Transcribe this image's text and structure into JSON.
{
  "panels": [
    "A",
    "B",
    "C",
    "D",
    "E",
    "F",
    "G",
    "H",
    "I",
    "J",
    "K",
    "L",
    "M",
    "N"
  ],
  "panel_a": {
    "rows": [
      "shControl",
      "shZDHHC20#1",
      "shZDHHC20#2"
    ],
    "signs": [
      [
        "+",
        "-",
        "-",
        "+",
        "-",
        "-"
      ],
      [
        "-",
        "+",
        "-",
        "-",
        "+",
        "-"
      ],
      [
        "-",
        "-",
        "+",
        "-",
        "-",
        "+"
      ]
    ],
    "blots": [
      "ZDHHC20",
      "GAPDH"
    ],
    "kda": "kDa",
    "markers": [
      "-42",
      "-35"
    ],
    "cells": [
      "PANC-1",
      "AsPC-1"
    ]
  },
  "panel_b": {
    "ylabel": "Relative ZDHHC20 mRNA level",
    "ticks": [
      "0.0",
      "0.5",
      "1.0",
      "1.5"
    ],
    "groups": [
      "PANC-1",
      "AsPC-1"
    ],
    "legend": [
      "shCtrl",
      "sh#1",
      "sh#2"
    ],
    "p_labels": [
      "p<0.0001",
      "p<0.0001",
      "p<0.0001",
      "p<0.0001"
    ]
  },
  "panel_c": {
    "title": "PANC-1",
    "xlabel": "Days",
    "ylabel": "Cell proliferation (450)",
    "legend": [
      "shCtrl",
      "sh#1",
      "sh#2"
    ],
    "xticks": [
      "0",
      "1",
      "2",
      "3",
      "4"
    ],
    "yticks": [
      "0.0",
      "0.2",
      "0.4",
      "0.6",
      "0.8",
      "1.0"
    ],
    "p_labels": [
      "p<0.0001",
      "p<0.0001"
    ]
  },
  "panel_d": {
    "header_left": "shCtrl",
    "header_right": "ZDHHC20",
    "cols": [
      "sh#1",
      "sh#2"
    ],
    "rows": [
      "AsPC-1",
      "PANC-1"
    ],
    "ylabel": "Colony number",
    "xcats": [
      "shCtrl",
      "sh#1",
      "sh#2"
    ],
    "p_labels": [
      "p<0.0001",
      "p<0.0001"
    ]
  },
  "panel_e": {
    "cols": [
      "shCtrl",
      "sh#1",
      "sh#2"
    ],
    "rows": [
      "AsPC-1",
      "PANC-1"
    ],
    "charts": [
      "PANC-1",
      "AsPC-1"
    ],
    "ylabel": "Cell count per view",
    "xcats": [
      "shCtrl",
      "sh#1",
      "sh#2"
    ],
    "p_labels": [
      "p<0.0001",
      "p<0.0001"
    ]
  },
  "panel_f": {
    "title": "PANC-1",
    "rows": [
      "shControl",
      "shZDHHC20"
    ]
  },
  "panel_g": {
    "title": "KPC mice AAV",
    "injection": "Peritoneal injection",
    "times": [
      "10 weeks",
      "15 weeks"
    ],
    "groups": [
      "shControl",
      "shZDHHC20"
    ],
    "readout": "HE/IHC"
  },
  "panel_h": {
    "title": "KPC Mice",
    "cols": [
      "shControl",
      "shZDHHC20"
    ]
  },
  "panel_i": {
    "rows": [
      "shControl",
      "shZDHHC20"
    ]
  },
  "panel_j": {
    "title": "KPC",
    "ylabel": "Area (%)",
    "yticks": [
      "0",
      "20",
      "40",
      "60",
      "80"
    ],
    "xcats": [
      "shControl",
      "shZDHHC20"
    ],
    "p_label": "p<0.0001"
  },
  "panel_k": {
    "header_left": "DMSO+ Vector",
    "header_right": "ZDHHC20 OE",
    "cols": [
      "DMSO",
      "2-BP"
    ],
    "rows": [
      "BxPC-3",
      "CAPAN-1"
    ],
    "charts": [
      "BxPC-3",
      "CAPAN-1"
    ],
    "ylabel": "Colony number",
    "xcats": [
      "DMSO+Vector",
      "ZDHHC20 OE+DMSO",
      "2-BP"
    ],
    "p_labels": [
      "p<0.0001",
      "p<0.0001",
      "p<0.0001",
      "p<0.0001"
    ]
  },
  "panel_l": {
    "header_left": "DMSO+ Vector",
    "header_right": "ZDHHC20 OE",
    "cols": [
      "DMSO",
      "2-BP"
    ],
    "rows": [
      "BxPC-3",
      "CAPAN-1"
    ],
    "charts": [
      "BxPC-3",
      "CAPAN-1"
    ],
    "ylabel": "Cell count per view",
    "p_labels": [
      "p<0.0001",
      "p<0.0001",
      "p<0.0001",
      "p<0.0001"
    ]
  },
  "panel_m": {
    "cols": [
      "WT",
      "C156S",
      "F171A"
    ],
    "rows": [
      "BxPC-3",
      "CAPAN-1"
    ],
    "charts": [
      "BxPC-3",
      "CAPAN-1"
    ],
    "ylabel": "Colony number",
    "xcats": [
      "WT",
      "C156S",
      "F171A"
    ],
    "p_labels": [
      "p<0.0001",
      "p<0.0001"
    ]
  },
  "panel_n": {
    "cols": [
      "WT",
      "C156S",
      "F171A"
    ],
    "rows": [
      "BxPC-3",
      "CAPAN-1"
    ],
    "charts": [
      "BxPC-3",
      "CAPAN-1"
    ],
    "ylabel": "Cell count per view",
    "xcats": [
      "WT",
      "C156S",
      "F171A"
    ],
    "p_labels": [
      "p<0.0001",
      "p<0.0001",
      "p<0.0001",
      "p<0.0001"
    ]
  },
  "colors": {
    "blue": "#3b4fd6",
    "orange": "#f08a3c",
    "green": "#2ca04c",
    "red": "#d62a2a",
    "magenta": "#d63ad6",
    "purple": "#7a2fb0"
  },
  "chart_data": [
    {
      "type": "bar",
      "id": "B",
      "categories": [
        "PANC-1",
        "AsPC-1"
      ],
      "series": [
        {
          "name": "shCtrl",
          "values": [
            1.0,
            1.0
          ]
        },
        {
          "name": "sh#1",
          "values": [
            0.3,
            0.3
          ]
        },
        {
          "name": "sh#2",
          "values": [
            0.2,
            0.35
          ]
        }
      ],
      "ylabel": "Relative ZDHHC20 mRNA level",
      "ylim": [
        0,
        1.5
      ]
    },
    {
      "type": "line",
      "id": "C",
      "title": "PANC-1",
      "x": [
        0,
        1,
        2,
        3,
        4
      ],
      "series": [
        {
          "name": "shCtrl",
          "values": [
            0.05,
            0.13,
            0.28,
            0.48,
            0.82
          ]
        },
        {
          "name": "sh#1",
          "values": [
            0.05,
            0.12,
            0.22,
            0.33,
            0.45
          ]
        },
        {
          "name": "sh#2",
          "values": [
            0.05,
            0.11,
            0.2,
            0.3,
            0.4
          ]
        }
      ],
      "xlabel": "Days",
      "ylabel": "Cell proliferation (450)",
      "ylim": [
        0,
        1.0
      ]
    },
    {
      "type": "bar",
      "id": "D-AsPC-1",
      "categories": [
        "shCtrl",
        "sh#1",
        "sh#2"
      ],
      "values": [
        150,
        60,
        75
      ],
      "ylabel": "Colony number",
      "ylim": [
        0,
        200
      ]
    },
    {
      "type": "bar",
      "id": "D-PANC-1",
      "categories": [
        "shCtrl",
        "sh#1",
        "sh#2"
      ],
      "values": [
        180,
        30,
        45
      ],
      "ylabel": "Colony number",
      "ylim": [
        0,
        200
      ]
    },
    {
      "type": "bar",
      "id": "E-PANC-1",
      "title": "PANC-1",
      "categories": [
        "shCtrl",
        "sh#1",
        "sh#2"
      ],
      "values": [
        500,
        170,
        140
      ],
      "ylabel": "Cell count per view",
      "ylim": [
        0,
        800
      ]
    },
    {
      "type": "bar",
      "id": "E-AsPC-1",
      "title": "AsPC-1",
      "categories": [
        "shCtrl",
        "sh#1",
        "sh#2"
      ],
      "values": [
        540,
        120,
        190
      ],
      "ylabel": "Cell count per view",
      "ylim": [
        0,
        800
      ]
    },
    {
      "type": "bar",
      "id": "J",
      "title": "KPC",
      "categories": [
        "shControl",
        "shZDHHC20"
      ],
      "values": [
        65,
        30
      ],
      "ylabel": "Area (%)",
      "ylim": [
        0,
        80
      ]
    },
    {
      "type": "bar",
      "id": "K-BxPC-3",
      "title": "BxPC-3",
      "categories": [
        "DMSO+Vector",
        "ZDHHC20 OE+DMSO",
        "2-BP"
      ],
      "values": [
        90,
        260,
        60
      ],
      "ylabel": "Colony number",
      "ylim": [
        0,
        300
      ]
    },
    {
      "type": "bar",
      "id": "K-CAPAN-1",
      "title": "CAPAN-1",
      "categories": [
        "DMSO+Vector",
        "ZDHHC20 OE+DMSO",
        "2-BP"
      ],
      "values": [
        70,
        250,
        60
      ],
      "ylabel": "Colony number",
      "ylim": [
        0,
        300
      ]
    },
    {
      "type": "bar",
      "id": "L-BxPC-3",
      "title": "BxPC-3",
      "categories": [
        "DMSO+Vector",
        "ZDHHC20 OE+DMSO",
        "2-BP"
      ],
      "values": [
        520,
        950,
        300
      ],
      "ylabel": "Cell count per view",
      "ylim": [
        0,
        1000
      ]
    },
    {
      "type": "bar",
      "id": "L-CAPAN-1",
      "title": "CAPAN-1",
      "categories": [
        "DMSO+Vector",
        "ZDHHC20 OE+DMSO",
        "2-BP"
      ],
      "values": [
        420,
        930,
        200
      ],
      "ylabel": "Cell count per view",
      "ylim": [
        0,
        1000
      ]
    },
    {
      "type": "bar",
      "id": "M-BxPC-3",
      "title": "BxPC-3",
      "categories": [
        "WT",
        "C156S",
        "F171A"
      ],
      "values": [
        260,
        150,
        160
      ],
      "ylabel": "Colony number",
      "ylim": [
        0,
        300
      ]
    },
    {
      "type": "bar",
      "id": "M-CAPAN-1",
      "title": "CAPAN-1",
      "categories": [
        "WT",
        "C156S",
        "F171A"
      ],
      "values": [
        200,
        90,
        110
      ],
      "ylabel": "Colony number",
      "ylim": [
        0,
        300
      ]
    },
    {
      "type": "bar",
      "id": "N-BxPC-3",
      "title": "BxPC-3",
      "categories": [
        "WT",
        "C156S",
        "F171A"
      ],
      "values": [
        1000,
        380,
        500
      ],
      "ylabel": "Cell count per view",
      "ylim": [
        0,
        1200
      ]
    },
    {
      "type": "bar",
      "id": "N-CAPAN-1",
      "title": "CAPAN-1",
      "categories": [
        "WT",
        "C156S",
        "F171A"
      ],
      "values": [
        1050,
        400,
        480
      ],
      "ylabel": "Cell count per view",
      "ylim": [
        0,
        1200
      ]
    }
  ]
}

- **Required action**
Show a copy of each line from the data that includes the word "proliferation".

- **Finished exercise**
    "ylabel": "Cell proliferation (450)",
      "ylabel": "Cell proliferation (450)",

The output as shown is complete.